### GIVEN EXERCISE
From the entries that follow, extract each line holding the string "Schwellwerk".

<<<<

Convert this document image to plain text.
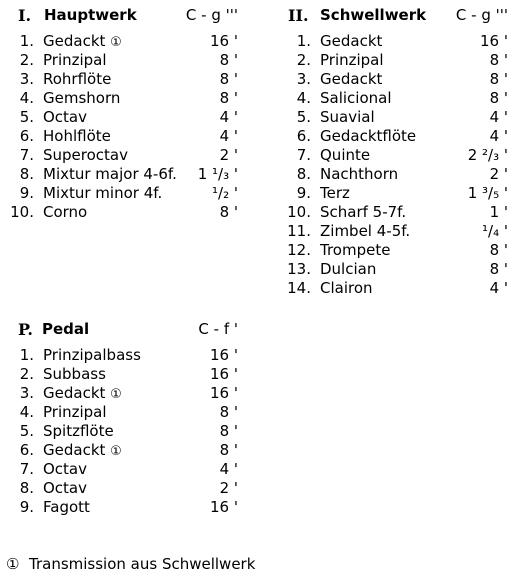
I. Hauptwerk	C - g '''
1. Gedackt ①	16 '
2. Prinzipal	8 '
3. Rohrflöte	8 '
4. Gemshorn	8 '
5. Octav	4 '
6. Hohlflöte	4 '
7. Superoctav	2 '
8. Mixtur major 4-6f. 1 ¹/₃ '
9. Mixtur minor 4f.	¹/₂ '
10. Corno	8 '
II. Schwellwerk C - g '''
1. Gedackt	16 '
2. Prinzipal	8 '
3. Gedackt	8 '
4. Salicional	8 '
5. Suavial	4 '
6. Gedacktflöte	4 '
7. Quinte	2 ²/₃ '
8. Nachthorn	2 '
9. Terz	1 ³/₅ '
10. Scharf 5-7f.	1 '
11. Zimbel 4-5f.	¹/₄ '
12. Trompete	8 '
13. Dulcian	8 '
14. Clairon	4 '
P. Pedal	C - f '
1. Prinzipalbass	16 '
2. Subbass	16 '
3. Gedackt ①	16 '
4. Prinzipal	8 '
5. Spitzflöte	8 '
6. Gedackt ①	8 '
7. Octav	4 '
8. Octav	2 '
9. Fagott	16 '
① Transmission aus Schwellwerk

>>>>

### TASK ANSWER
II. Schwellwerk C - g '''
① Transmission aus Schwellwerk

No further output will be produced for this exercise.